▶ **Exercise aim**:
Please copy every line of the records below that holds the word "distance".

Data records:
════
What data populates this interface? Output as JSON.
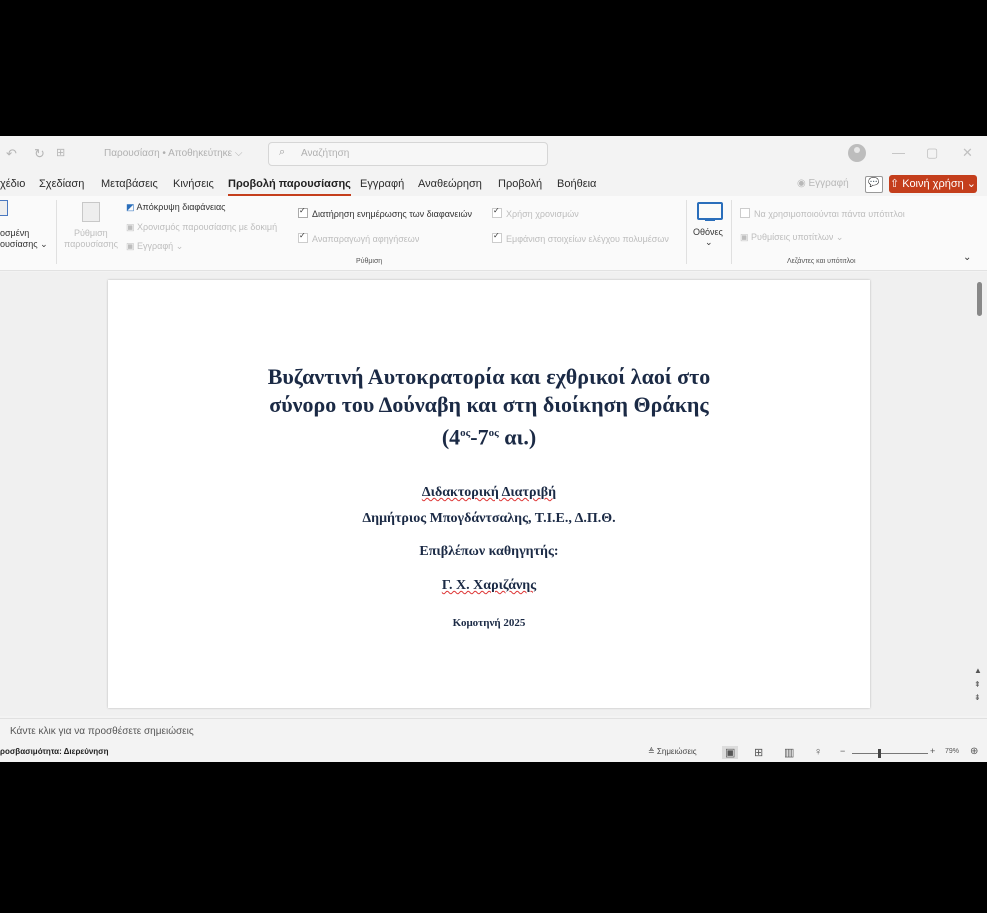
{
  "titlebar": {
    "undo_icon": "↶",
    "redo_icon": "↻",
    "doc_name": "Παρουσίαση • Αποθηκεύτηκε ⌵",
    "search_placeholder": "Αναζήτηση"
  },
  "tabs": [
    "χέδιο",
    "Σχεδίαση",
    "Μεταβάσεις",
    "Κινήσεις",
    "Προβολή παρουσίασης",
    "Εγγραφή",
    "Αναθεώρηση",
    "Προβολή",
    "Βοήθεια"
  ],
  "active_tab": "Προβολή παρουσίασης",
  "header_right": {
    "record": "◉ Εγγραφή",
    "comment": "💬",
    "share": "⇧ Κοινή χρήση ⌄"
  },
  "ribbon": {
    "left_partial": [
      "οσμένη",
      "ουσίασης ⌄"
    ],
    "setup_show": [
      "Ρύθμιση",
      "παρουσίασης"
    ],
    "hide_slide": "Απόκρυψη διαφάνειας",
    "rehearse": "Χρονισμός παρουσίασης με δοκιμή",
    "record": "Εγγραφή",
    "keep_updated": "Διατήρηση ενημέρωσης των διαφανειών",
    "play_narrations": "Αναπαραγωγή αφηγήσεων",
    "use_timings": "Χρήση χρονισμών",
    "show_media_controls": "Εμφάνιση στοιχείων ελέγχου πολυμέσων",
    "group_setup": "Ρύθμιση",
    "monitors": "Οθόνες",
    "always_subtitles": "Να χρησιμοποιούνται πάντα υπότιτλοι",
    "subtitle_settings": "Ρυθμίσεις υποτίτλων ⌄",
    "group_captions": "Λεζάντες και υπότιτλοι"
  },
  "slide": {
    "title_lines": [
      "Βυζαντινή Αυτοκρατορία και εχθρικοί λαοί στο",
      "σύνορο του Δούναβη και στη διοίκηση Θράκης"
    ],
    "period_a": "(4",
    "period_sup1": "ος",
    "period_b": "-7",
    "period_sup2": "ος",
    "period_c": " αι.)",
    "thesis": "Διδακτορική Διατριβή",
    "author": "Δημήτριος Μπογδάντσαλης, Τ.Ι.Ε., Δ.Π.Θ.",
    "supervisor_label": "Επιβλέπων καθηγητής:",
    "supervisor": "Γ. Χ. Χαριζάνης",
    "place_year": "Κομοτηνή 2025"
  },
  "notes_placeholder": "Κάντε κλικ για να προσθέσετε σημειώσεις",
  "status": {
    "accessibility": "ροσβασιμότητα: Διερεύνηση",
    "notes_btn": "≜ Σημειώσεις",
    "zoom": "79%"
  }
}
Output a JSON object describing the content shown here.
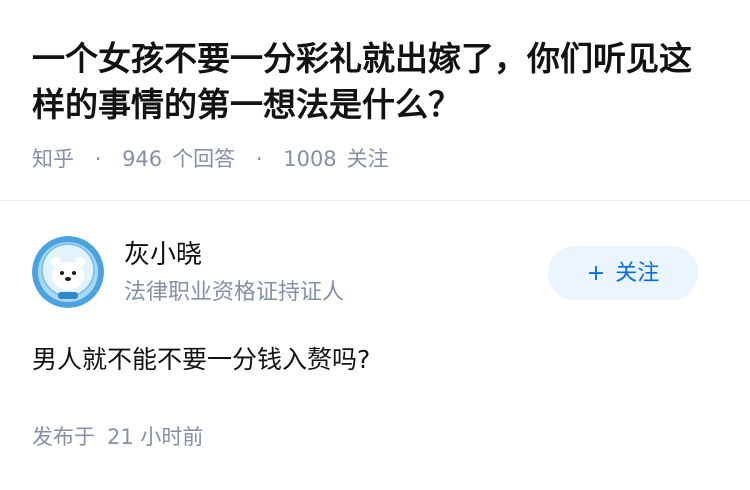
{
  "question": {
    "title": "一个女孩不要一分彩礼就出嫁了，你们听见这样的事情的第一想法是什么？"
  },
  "meta": {
    "source": "知乎",
    "separator": "·",
    "answers_count": "946",
    "answers_label": "个回答",
    "followers_count": "1008",
    "followers_label": "关注"
  },
  "author": {
    "name": "灰小晓",
    "bio": "法律职业资格证持证人",
    "avatar_icon": "polar-bear-astronaut-avatar"
  },
  "follow_button": {
    "icon": "+",
    "label": "关注",
    "color": "#056de8",
    "background": "#ebf5ff"
  },
  "answer": {
    "text": "男人就不能不要一分钱入赘吗?"
  },
  "publish": {
    "label": "发布于",
    "time": "21 小时前"
  }
}
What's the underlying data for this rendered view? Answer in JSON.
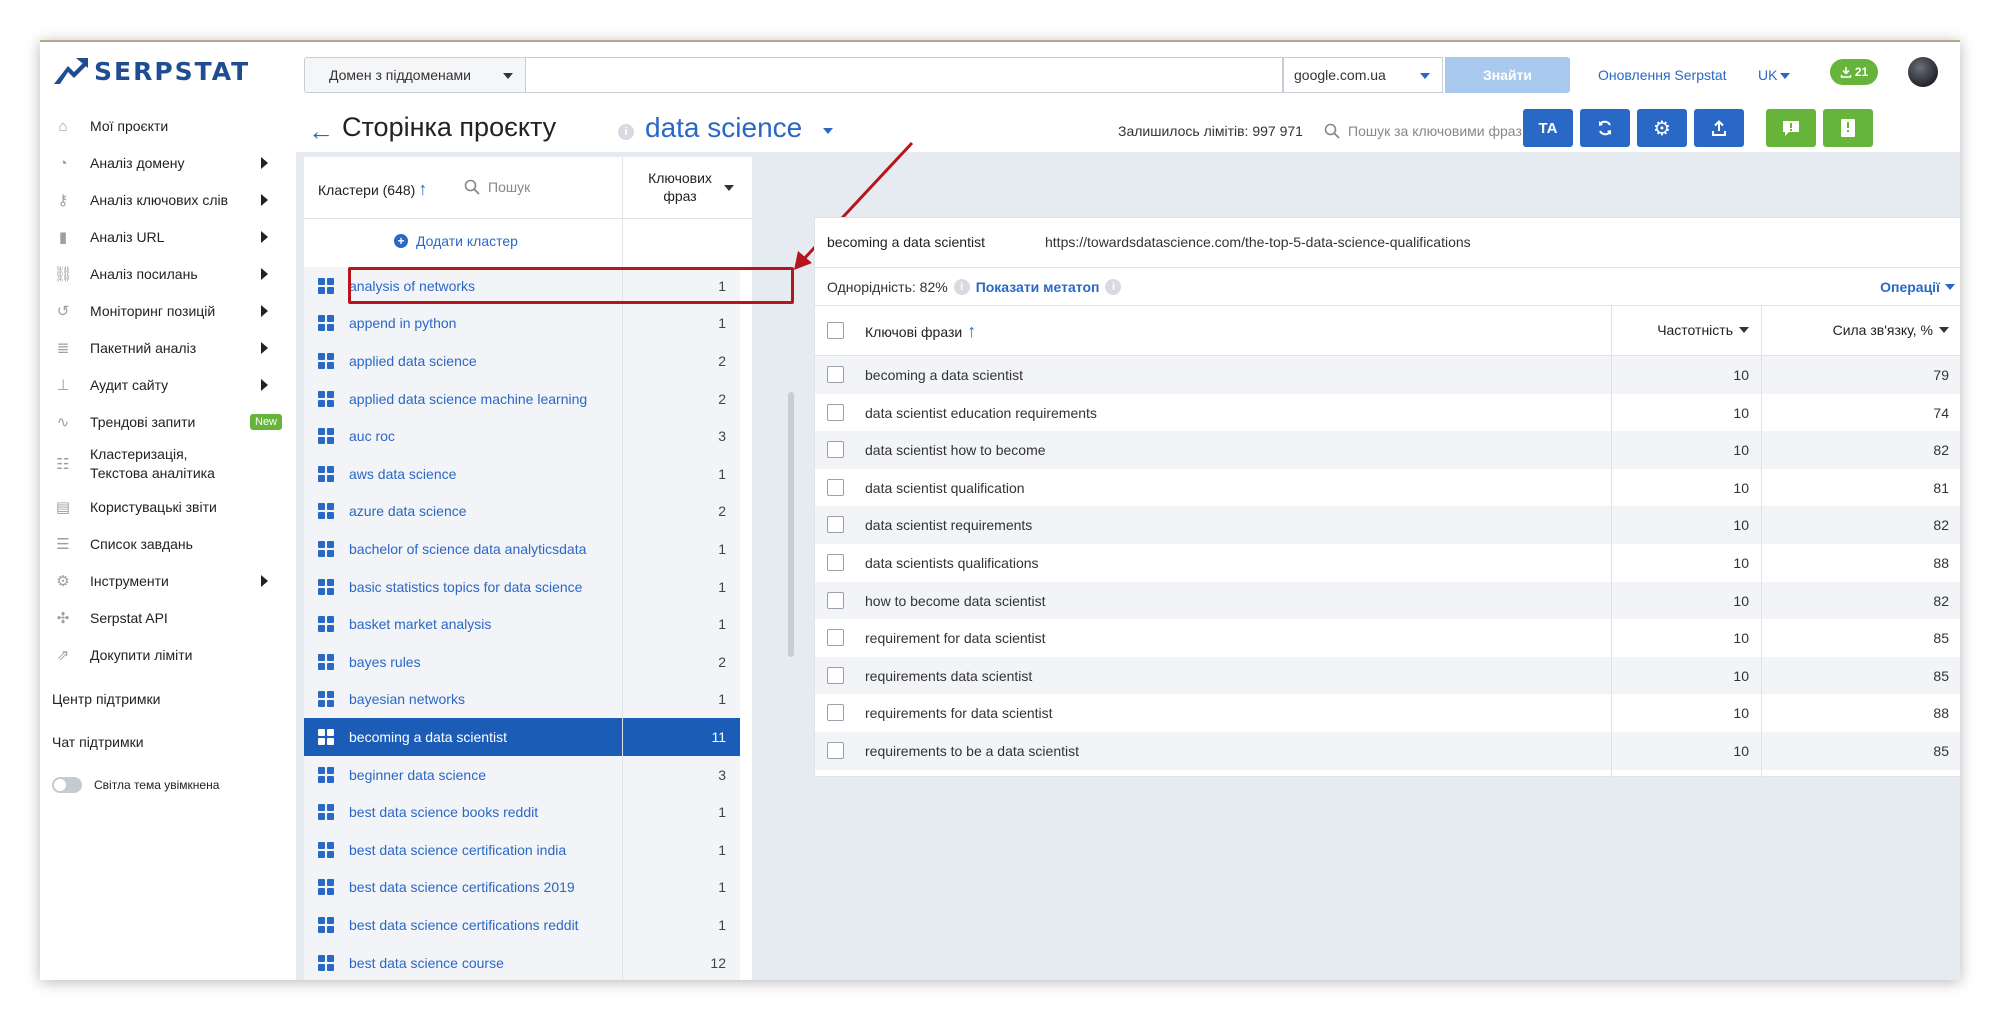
{
  "app": {
    "logo_text": "SERPSTAT"
  },
  "topbar": {
    "domain_select": "Домен з піддоменами",
    "search_value": "",
    "engine_select": "google.com.ua",
    "find_button": "Знайти",
    "updates_link": "Оновлення Serpstat",
    "language": "UK",
    "download_count": "21"
  },
  "sidebar": {
    "items": [
      {
        "label": "Мої проєкти",
        "icon": "home-icon",
        "arrow": false
      },
      {
        "label": "Аналіз домену",
        "icon": "domain-analysis-icon",
        "arrow": true
      },
      {
        "label": "Аналіз ключових слів",
        "icon": "key-icon",
        "arrow": true
      },
      {
        "label": "Аналіз URL",
        "icon": "bar-chart-icon",
        "arrow": true
      },
      {
        "label": "Аналіз посилань",
        "icon": "link-icon",
        "arrow": true
      },
      {
        "label": "Моніторинг позицій",
        "icon": "history-icon",
        "arrow": true
      },
      {
        "label": "Пакетний аналіз",
        "icon": "database-icon",
        "arrow": true
      },
      {
        "label": "Аудит сайту",
        "icon": "sitemap-icon",
        "arrow": true
      },
      {
        "label": "Трендові запити",
        "icon": "trend-icon",
        "arrow": false,
        "badge": "New"
      },
      {
        "label": "Кластеризація,\nТекстова аналітика",
        "icon": "clustering-icon",
        "arrow": false
      },
      {
        "label": "Користувацькі звіти",
        "icon": "report-icon",
        "arrow": false
      },
      {
        "label": "Список завдань",
        "icon": "checklist-icon",
        "arrow": false
      },
      {
        "label": "Інструменти",
        "icon": "gear-icon",
        "arrow": true
      },
      {
        "label": "Serpstat API",
        "icon": "api-icon",
        "arrow": false
      },
      {
        "label": "Докупити ліміти",
        "icon": "cart-icon",
        "arrow": false
      }
    ],
    "support_center": "Центр підтримки",
    "support_chat": "Чат підтримки",
    "theme_toggle": "Світла тема увімкнена"
  },
  "header": {
    "page_title": "Сторінка проєкту",
    "project_name": "data science",
    "limits": "Залишилось лімітів: 997 971",
    "keyword_search_placeholder": "Пошук за ключовими фраз...",
    "ta_button": "TA"
  },
  "clusters": {
    "title": "Кластери (648)",
    "search_placeholder": "Пошук",
    "count_header": "Ключових фраз",
    "add_cluster": "Додати кластер",
    "rows": [
      {
        "name": "analysis of networks",
        "count": "1"
      },
      {
        "name": "append in python",
        "count": "1"
      },
      {
        "name": "applied data science",
        "count": "2"
      },
      {
        "name": "applied data science machine learning",
        "count": "2"
      },
      {
        "name": "auc roc",
        "count": "3"
      },
      {
        "name": "aws data science",
        "count": "1"
      },
      {
        "name": "azure data science",
        "count": "2"
      },
      {
        "name": "bachelor of science data analyticsdata",
        "count": "1"
      },
      {
        "name": "basic statistics topics for data science",
        "count": "1"
      },
      {
        "name": "basket market analysis",
        "count": "1"
      },
      {
        "name": "bayes rules",
        "count": "2"
      },
      {
        "name": "bayesian networks",
        "count": "1"
      },
      {
        "name": "becoming a data scientist",
        "count": "11",
        "selected": true
      },
      {
        "name": "beginner data science",
        "count": "3"
      },
      {
        "name": "best data science books reddit",
        "count": "1"
      },
      {
        "name": "best data science certification india",
        "count": "1"
      },
      {
        "name": "best data science certifications 2019",
        "count": "1"
      },
      {
        "name": "best data science certifications reddit",
        "count": "1"
      },
      {
        "name": "best data science course",
        "count": "12"
      }
    ]
  },
  "detail": {
    "cluster_title": "becoming a data scientist",
    "cluster_url": "https://towardsdatascience.com/the-top-5-data-science-qualifications",
    "homogeneity": "Однорідність: 82%",
    "show_metatop": "Показати метатоп",
    "operations": "Операції",
    "col_phrases": "Ключові фрази",
    "col_frequency": "Частотність",
    "col_strength": "Сила зв'язку, %",
    "rows": [
      {
        "phrase": "becoming a data scientist",
        "freq": "10",
        "strength": "79"
      },
      {
        "phrase": "data scientist education requirements",
        "freq": "10",
        "strength": "74"
      },
      {
        "phrase": "data scientist how to become",
        "freq": "10",
        "strength": "82"
      },
      {
        "phrase": "data scientist qualification",
        "freq": "10",
        "strength": "81"
      },
      {
        "phrase": "data scientist requirements",
        "freq": "10",
        "strength": "82"
      },
      {
        "phrase": "data scientists qualifications",
        "freq": "10",
        "strength": "88"
      },
      {
        "phrase": "how to become data scientist",
        "freq": "10",
        "strength": "82"
      },
      {
        "phrase": "requirement for data scientist",
        "freq": "10",
        "strength": "85"
      },
      {
        "phrase": "requirements data scientist",
        "freq": "10",
        "strength": "85"
      },
      {
        "phrase": "requirements for data scientist",
        "freq": "10",
        "strength": "88"
      },
      {
        "phrase": "requirements to be a data scientist",
        "freq": "10",
        "strength": "85"
      }
    ]
  },
  "colors": {
    "brand_blue": "#2a68c6",
    "selected_row": "#1b5cb7",
    "green": "#66b53a",
    "highlight_red": "#b8141b"
  }
}
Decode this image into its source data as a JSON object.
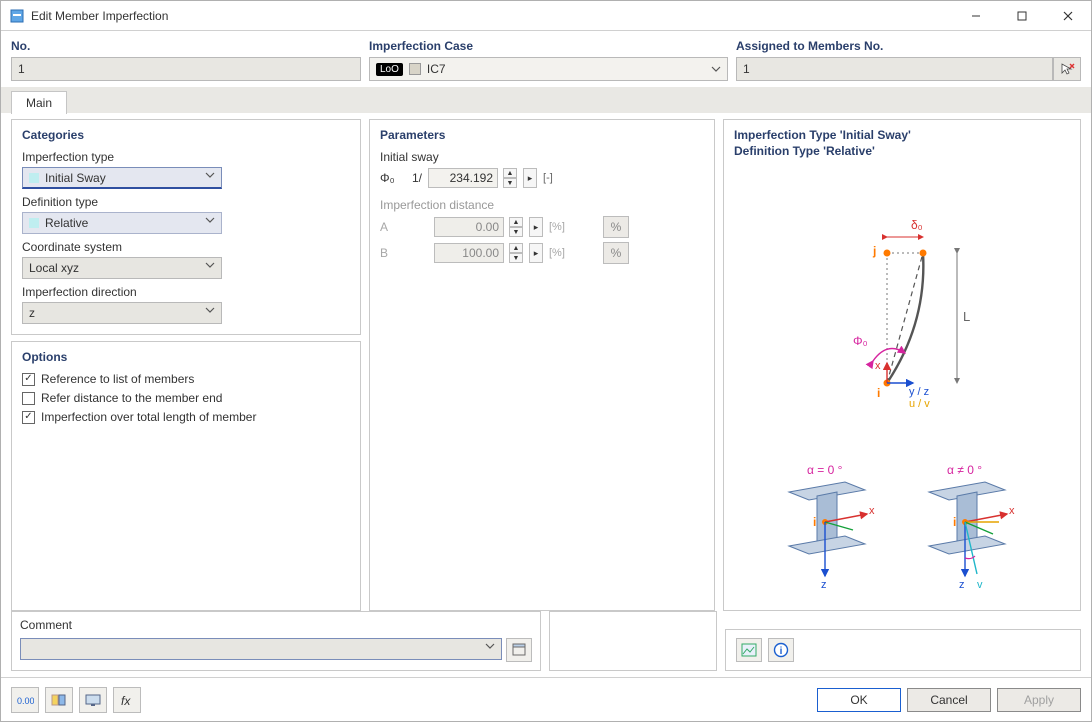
{
  "window": {
    "title": "Edit Member Imperfection"
  },
  "header": {
    "no_label": "No.",
    "no_value": "1",
    "case_label": "Imperfection Case",
    "case_chip": "LoO",
    "case_value": "IC7",
    "assigned_label": "Assigned to Members No.",
    "assigned_value": "1"
  },
  "tabs": {
    "main": "Main"
  },
  "categories": {
    "panel_title": "Categories",
    "imperfection_type_label": "Imperfection type",
    "imperfection_type_value": "Initial Sway",
    "definition_type_label": "Definition type",
    "definition_type_value": "Relative",
    "coord_label": "Coordinate system",
    "coord_value": "Local xyz",
    "direction_label": "Imperfection direction",
    "direction_value": "z"
  },
  "options": {
    "panel_title": "Options",
    "opt1": "Reference to list of members",
    "opt2": "Refer distance to the member end",
    "opt3": "Imperfection over total length of member"
  },
  "parameters": {
    "panel_title": "Parameters",
    "initial_sway_label": "Initial sway",
    "phi_symbol": "Φ₀",
    "one_over": "1/",
    "phi_value": "234.192",
    "phi_unit": "[-]",
    "distance_label": "Imperfection distance",
    "A_label": "A",
    "A_value": "0.00",
    "A_unit": "[%]",
    "B_label": "B",
    "B_value": "100.00",
    "B_unit": "[%]",
    "pct": "%"
  },
  "infopanel": {
    "line1": "Imperfection Type 'Initial Sway'",
    "line2": "Definition Type 'Relative'",
    "diag": {
      "delta0": "δ₀",
      "phi0": "Φ₀",
      "j": "j",
      "i": "i",
      "x": "x",
      "yz": "y / z",
      "uv": "u / v",
      "L": "L",
      "z": "z",
      "v": "v",
      "alpha0": "α = 0 °",
      "alpha_ne": "α ≠ 0 °"
    }
  },
  "comment": {
    "panel_title": "Comment",
    "value": ""
  },
  "buttons": {
    "ok": "OK",
    "cancel": "Cancel",
    "apply": "Apply"
  }
}
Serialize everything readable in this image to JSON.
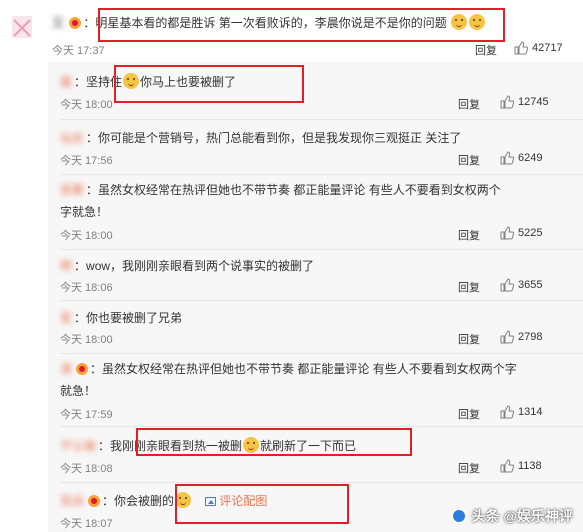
{
  "main": {
    "name": "又",
    "text": "明星基本看的都是胜诉 第一次看败诉的，李晨你说是不是你的问题",
    "time": "今天 17:37",
    "reply": "回复",
    "likes": "42717"
  },
  "replies": [
    {
      "name": "霙",
      "sep": "：",
      "text_a": "坚持住",
      "text_b": "你马上也要被删了",
      "time": "今天 18:00",
      "reply": "回复",
      "likes": "12745"
    },
    {
      "name": "仙女",
      "sep": "：",
      "text": "你可能是个营销号，热门总能看到你，但是我发现你三观挺正 关注了",
      "time": "今天 17:56",
      "reply": "回复",
      "likes": "6249"
    },
    {
      "name": "很累",
      "sep": "：",
      "text": "虽然女权经常在热评但她也不带节奏 都正能量评论 有些人不要看到女权两个",
      "text2": "字就急！",
      "time": "今天 18:00",
      "reply": "回复",
      "likes": "5225"
    },
    {
      "name": "啊",
      "sep": "：",
      "text": "wow，我刚刚亲眼看到两个说事实的被删了",
      "time": "今天 18:06",
      "reply": "回复",
      "likes": "3655"
    },
    {
      "name": "茗",
      "sep": "：",
      "text": "你也要被删了兄弟",
      "time": "今天 18:00",
      "reply": "回复",
      "likes": "2798"
    },
    {
      "name": "清",
      "sep": "：",
      "text": "虽然女权经常在热评但她也不带节奏 都正能量评论 有些人不要看到女权两个字",
      "text2": "就急！",
      "time": "今天 17:59",
      "reply": "回复",
      "likes": "1314"
    },
    {
      "name": "不认输",
      "sep": "：",
      "text_a": "我刚刚亲眼看到热一被删",
      "text_b": "就刷新了一下而已",
      "time": "今天 18:08",
      "reply": "回复",
      "likes": "1138"
    },
    {
      "name": "耳朵",
      "sep": "：",
      "text": "你会被删的",
      "pic": "评论配图",
      "time": "今天 18:07",
      "reply": "回复",
      "likes": ""
    }
  ],
  "watermark": "头条 @娱乐神评",
  "colors": {
    "highlight_box": "#e41e26",
    "username": "#eb7350",
    "reply_bg": "#f7f7f7"
  }
}
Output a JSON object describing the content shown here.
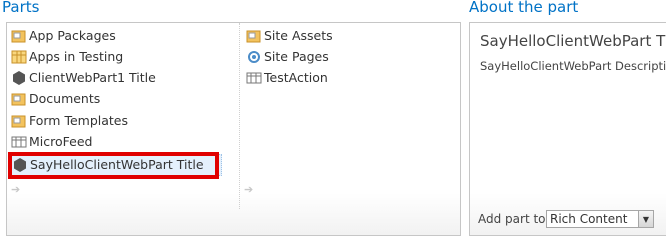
════
▶ **Response to this task**:
    "opt2": "Refer distance to the member end",
    "distance_label": "Imperfection distance",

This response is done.